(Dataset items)
-*-

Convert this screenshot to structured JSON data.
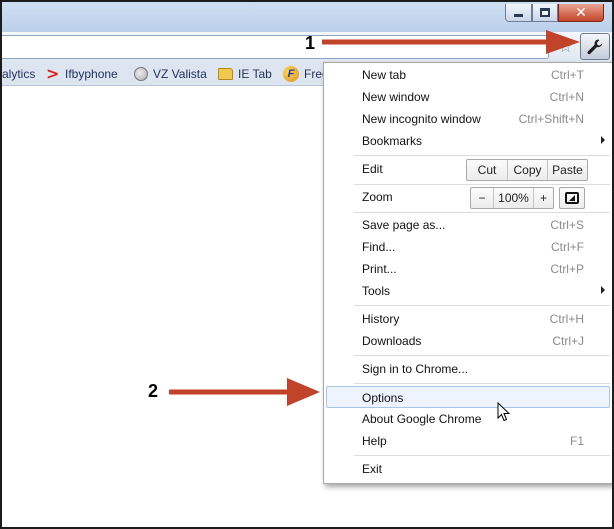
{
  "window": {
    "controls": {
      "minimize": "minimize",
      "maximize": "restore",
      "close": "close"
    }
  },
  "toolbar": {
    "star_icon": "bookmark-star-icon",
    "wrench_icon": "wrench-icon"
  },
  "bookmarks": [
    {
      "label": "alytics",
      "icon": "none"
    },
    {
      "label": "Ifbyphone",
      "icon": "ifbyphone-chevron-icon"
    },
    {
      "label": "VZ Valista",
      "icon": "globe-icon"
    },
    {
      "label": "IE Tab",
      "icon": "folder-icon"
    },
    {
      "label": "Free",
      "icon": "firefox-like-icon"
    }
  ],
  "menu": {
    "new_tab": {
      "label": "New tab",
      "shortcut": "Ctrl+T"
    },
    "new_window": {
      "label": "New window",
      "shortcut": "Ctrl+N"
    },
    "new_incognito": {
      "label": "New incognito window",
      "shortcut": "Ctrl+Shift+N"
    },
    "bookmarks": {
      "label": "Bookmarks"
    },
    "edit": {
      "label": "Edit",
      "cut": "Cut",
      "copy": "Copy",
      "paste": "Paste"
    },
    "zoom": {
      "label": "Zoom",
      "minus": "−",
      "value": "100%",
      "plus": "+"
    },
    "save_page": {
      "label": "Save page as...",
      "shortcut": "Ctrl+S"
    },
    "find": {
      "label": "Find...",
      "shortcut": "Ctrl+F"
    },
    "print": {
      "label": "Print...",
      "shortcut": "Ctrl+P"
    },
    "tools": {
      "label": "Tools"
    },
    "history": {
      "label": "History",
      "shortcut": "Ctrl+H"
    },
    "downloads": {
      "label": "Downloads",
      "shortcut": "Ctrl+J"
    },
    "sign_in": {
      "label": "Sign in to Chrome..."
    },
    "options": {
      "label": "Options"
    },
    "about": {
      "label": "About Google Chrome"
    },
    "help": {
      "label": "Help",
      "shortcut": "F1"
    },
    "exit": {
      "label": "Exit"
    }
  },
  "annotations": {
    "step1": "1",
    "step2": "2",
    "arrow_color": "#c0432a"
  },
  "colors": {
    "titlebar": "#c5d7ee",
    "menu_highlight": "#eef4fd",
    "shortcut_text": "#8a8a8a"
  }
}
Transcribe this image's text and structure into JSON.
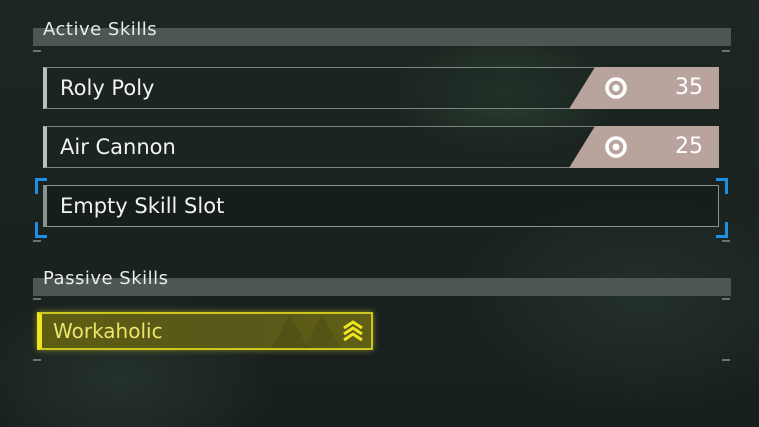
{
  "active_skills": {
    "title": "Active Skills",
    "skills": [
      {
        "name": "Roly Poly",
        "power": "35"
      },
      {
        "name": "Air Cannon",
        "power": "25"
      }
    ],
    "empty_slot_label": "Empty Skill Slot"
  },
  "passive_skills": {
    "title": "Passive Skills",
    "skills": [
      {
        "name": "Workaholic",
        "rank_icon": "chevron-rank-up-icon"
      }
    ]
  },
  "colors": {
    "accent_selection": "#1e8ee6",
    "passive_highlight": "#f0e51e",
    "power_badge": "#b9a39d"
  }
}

-*-

Read through the entries and copy each line in which "Chrome" appears.

▸ Solution for this task
      "label": "Sign in to Chrome..."
      "label": "About Google Chrome"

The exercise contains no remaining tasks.